═════ DATA SUPPLIED

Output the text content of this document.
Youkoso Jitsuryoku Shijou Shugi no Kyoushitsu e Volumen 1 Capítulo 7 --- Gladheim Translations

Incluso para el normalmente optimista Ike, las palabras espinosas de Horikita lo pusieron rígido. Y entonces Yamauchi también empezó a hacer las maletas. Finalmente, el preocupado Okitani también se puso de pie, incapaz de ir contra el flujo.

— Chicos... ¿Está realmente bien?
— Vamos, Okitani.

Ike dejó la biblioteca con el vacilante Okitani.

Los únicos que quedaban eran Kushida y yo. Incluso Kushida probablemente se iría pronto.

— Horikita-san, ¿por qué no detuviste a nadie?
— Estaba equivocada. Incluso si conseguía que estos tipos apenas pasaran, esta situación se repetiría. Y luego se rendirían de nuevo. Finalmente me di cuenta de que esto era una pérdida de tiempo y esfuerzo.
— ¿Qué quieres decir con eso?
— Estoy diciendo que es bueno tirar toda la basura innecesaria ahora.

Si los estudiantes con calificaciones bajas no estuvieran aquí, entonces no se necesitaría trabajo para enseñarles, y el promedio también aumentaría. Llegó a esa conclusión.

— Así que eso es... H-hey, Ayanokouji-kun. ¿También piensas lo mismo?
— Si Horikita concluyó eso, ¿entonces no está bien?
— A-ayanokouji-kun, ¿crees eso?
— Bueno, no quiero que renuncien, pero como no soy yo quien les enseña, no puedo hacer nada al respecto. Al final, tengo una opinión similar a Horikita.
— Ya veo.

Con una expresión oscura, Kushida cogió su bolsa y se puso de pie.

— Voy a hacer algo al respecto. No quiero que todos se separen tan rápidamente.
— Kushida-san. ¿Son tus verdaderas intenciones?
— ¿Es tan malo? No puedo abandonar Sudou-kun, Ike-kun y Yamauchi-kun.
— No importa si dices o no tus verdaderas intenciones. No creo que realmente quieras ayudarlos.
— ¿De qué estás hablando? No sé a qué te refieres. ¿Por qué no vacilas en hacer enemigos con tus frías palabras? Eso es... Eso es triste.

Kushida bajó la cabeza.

══════════
═════ DATA SUPPLIED

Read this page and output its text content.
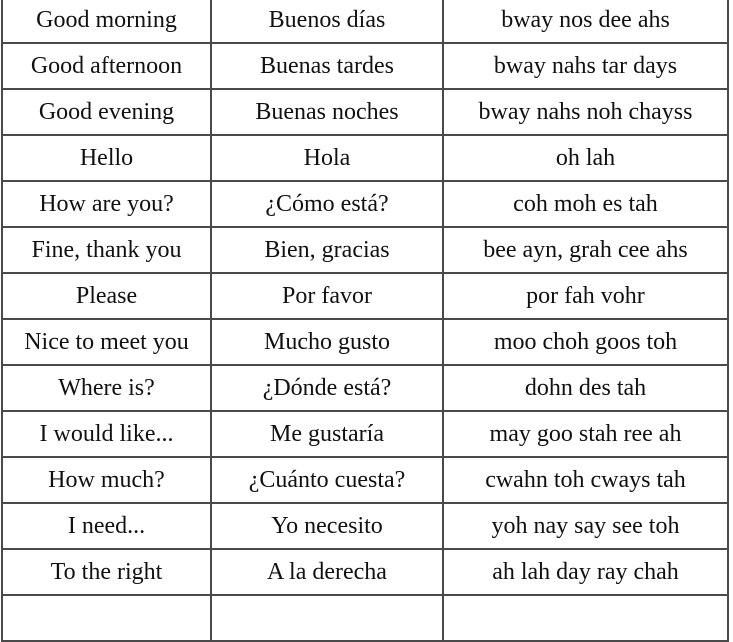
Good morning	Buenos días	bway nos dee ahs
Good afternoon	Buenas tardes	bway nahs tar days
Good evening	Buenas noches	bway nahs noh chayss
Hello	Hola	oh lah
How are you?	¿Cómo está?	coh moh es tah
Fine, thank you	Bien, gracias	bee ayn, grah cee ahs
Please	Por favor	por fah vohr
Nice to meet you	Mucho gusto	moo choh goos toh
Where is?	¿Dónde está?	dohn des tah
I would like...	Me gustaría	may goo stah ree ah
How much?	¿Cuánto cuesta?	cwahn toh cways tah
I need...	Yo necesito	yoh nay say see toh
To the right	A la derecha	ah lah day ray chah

══════════
═════ DATA SUPPLIED

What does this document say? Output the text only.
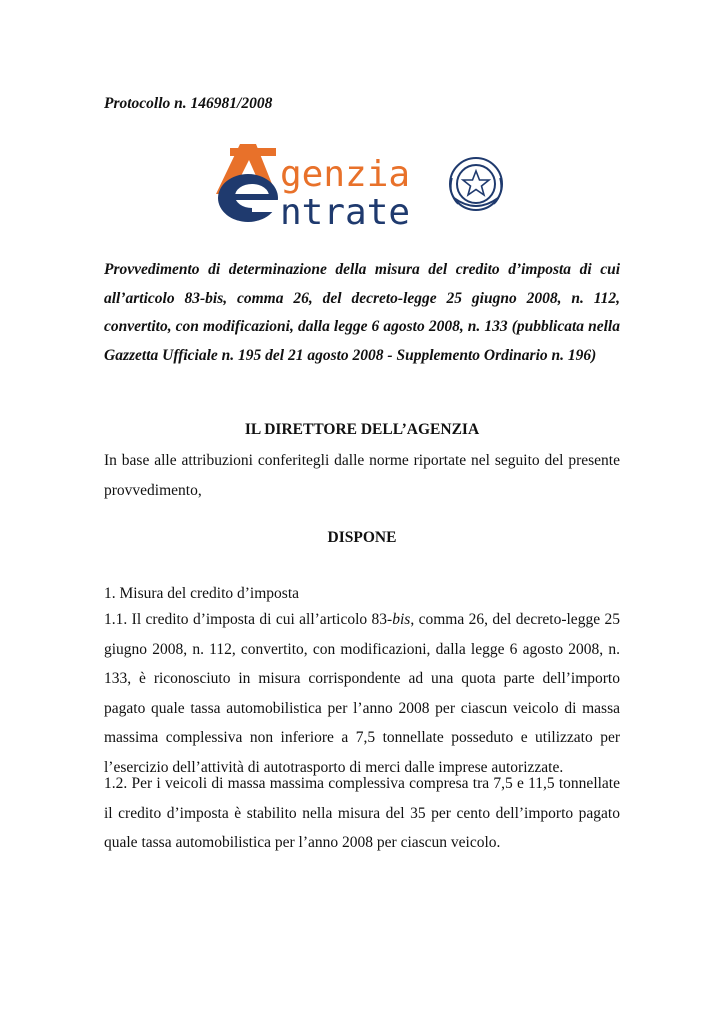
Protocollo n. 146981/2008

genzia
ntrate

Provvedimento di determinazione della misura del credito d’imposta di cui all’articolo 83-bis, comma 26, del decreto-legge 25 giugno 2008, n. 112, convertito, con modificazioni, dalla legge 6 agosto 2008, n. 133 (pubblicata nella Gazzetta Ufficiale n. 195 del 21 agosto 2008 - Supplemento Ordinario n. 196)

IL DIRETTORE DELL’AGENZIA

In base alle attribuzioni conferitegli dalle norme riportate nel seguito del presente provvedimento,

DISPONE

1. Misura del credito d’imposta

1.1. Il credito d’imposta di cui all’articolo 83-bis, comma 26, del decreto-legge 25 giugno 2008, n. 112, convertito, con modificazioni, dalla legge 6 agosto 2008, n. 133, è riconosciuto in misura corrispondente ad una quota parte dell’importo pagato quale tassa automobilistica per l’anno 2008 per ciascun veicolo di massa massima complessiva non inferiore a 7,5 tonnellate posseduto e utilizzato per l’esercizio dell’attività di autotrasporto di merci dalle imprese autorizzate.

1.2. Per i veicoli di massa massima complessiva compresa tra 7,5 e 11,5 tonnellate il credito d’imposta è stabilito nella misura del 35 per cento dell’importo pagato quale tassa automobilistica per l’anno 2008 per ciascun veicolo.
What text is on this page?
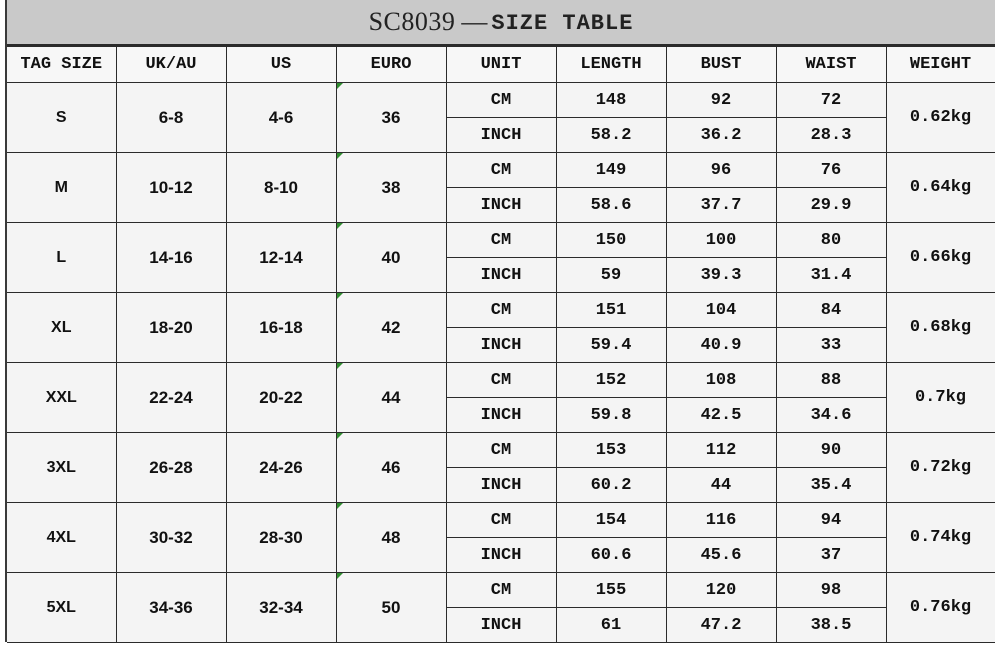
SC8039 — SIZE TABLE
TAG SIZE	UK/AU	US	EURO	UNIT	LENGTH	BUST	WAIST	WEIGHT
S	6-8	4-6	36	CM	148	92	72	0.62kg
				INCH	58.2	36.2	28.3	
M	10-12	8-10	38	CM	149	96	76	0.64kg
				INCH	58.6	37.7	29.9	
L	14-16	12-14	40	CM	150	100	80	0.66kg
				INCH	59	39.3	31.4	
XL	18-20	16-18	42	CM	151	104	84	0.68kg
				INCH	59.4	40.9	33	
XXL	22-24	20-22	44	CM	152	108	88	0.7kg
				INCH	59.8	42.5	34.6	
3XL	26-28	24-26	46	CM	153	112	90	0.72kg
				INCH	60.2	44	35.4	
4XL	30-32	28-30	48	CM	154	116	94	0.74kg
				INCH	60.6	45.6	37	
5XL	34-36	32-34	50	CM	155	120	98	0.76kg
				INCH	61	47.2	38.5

══════════

■ **WHAT YOU ARE ASKED TO DO**
List the lines of the material in which the word "Yamauchi" occurs.

■ **TASK OUTPUT**
Incluso para el normalmente optimista Ike, las palabras espinosas de Horikita lo pusieron rígido. Y entonces Yamauchi también empezó a hacer las maletas. Finalmente, el preocupado Okitani también se puso de pie, incapaz de ir contra el flujo.
— ¿Es tan malo? No puedo abandonar Sudou-kun, Ike-kun y Yamauchi-kun.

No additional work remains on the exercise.